* To-do list *
1. In the mailing-list message header, on what date was the message sent?
2. Reproduce the stretch of the mailing-list message header from "LKML Archive on" through "Message-ID: <c1bd514a531988c9@bloch.sibelius.xs4all.nl> (raw)".
3. Continue the mailing-list message about the vfio/pci prefetchable BAR attribute from the point where it stops.

LKML Archive on lore.kernel.org
 help / color / Atom feed
From: Mark Kettenis <mark.kettenis@xs4all.nl>
To: Marc Zyngier <maz@kernel.org>
Cc: vsethi@nvidia.com, sdonthineni@nvidia.com,
	alex.williamson@redhat.com, will@kernel.org,
	catalin.marinas@arm.com, christoffer.dall@arm.com,
	linux-arm-kernel@lists.infradead.org,
	kvmarm@lists.cs.columbia.edu, linux-kernel@vger.kernel.org,
	kvm@vger.kernel.org, jsequeira@nvidia.com
Subject: Re: [RFC 1/2] vfio/pci: keep the prefetchable attribute of a BAR region in VMA
Date: Mon, 3 May 2021 15:35:25 +0200 (CEST)
Message-ID: <c1bd514a531988c9@bloch.sibelius.xs4all.nl> (raw)
In-Reply-To: <87bl9sunnw.wl-maz@kernel.org> (message from Marc Zyngier on Mon, 03 May 2021 11:17:23 +0100)

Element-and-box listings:
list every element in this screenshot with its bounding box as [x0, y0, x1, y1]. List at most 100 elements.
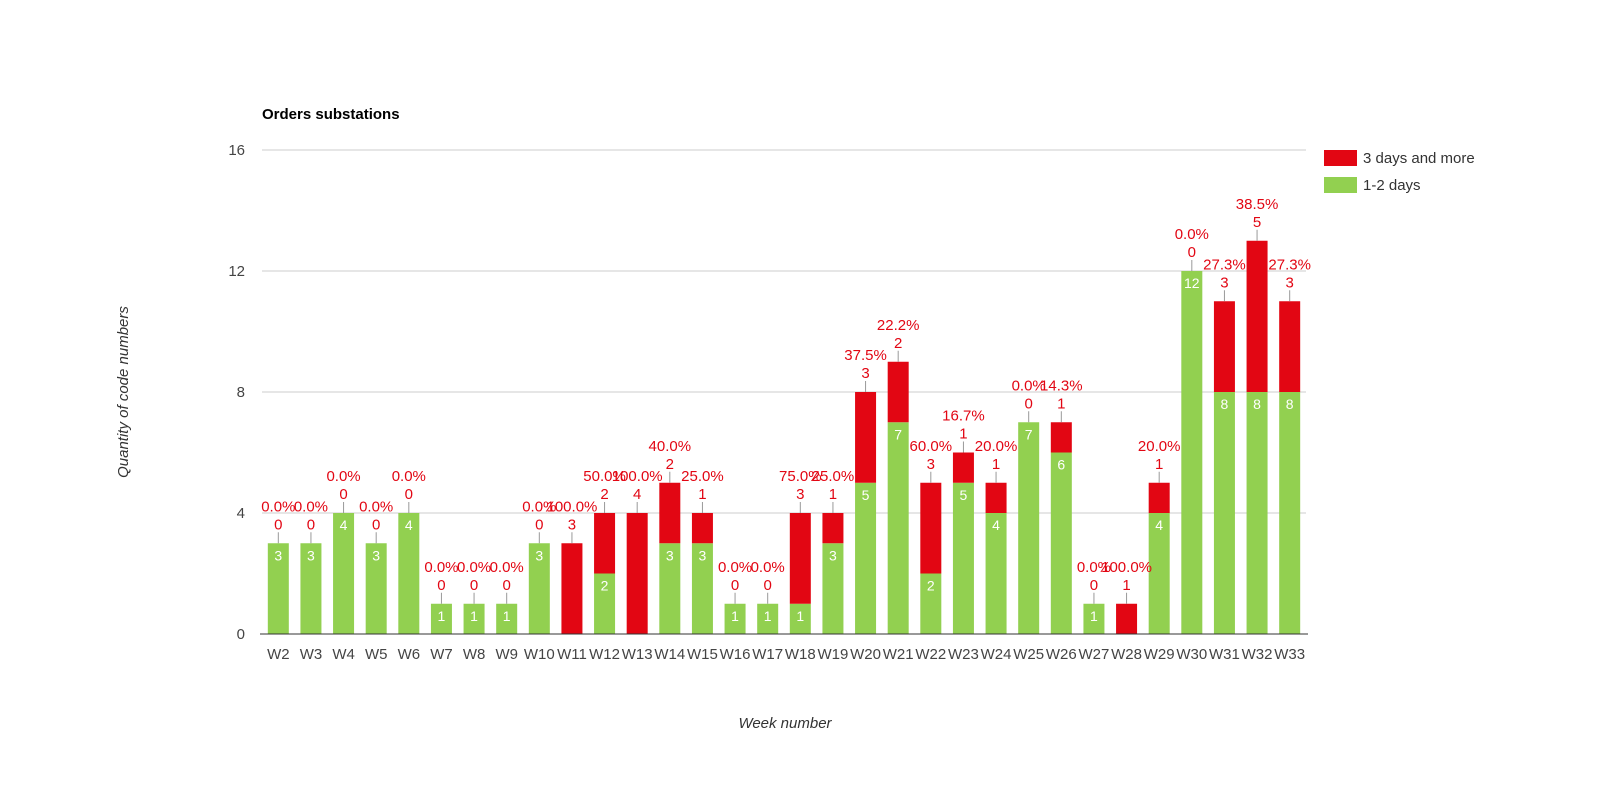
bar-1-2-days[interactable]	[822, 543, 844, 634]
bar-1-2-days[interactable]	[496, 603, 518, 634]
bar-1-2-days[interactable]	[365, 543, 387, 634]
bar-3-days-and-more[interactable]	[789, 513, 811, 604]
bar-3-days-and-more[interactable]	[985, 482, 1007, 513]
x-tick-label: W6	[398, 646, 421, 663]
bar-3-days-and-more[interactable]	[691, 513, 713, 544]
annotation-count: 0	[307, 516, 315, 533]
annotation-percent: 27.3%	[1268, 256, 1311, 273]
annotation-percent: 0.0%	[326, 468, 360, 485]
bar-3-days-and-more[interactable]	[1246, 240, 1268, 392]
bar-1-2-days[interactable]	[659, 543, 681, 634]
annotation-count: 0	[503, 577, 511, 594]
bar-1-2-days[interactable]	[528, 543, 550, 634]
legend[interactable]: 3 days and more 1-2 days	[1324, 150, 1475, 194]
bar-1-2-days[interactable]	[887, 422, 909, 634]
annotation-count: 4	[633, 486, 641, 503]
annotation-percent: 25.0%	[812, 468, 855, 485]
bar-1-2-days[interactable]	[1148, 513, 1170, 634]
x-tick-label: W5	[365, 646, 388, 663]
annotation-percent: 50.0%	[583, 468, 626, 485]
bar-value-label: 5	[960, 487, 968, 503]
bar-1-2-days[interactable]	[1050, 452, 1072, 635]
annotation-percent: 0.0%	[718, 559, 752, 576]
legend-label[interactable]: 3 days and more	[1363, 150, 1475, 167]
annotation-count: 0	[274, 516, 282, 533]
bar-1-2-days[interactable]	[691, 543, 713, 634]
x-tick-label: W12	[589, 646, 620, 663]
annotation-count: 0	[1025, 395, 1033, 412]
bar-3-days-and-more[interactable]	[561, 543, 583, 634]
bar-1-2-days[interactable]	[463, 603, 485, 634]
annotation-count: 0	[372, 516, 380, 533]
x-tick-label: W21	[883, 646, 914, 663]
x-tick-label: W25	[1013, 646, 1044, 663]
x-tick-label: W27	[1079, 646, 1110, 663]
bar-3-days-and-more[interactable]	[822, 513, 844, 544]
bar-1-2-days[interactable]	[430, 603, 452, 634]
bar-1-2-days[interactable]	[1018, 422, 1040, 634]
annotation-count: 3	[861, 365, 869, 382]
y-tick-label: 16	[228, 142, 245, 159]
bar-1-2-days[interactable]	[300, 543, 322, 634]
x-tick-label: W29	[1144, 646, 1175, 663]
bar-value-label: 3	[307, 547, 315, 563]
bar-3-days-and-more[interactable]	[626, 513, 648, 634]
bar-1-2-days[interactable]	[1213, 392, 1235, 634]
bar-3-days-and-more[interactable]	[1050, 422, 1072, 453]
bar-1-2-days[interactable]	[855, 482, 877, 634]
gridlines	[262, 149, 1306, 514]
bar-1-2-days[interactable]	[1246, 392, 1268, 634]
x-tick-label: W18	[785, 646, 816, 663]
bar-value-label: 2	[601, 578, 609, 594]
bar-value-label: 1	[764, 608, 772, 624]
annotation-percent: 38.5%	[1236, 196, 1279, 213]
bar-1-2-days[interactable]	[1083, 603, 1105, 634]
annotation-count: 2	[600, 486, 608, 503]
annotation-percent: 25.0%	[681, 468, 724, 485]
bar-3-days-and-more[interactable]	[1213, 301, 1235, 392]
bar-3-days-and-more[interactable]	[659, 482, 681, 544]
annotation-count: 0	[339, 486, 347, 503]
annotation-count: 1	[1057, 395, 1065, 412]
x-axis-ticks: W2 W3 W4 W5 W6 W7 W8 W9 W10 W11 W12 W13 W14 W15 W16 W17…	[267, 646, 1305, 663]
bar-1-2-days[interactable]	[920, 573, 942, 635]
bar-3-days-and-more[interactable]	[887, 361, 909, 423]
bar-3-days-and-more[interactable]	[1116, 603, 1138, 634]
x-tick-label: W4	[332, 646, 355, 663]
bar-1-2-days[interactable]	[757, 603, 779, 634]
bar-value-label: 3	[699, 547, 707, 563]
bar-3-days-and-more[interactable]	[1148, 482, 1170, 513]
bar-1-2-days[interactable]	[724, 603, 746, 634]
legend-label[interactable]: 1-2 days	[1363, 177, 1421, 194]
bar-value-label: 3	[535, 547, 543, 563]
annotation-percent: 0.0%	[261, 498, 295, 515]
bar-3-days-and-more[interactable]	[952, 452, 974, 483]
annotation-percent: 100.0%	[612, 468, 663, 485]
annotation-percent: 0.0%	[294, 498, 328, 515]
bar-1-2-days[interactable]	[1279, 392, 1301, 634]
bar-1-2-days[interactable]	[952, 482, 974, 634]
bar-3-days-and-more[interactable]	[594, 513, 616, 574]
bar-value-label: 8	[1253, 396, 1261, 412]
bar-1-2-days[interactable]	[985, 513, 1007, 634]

* Answers by task *
1. Mon, 3 May 2021 15:35:25 +0200 (CEST)

2.
LKML Archive on lore.kernel.org
 help / color / Atom feed
From: Mark Kettenis <mark.kettenis@xs4all.nl>
To: Marc Zyngier <maz@kernel.org>
Cc: vsethi@nvidia.com, sdonthineni@nvidia.com,
	alex.williamson@redhat.com, will@kernel.org,
	catalin.marinas@arm.com, christoffer.dall@arm.com,
	linux-arm-kernel@lists.infradead.org,
	kvmarm@lists.cs.columbia.edu, linux-kernel@vger.kernel.org,
	kvm@vger.kernel.org, jsequeira@nvidia.com
Subject: Re: [RFC 1/2] vfio/pci: keep the prefetchable attribute of a BAR region in VMA
Date: Mon, 3 May 2021 15:35:25 +0200 (CEST)
Message-ID: <c1bd514a531988c9@bloch.sibelius.xs4all.nl> (raw)

3.
> Date: Mon, 03 May 2021 11:17:23 +0100
> From: Marc Zyngier <maz@kernel.org>
> 
> Hi Vikram,
> 
> On Sun, 02 May 2021 18:56:31 +0100,
> Vikram Sethi <vsethi@nvidia.com> wrote:
> > 
> > Hi Marc, 
> > 
> > > From: Marc Zyngier <maz@kernel.org>
> > > Hi Vikram,
> > > 
> >  
> > > The problem I see is that we have VM and userspace being written in terms
> > > of Write-Combine, which is:
> > > 
> > > - loosely defined even on x86
> > > 
> > > - subject to interpretations in the way it maps to PCI
> > > 
> > > - has no direct equivalent in the ARMv8 collection of memory
> > >   attributes (and Normal_NC comes with speculation capabilities which
> > >   strikes me as extremely undesirable on arbitrary devices)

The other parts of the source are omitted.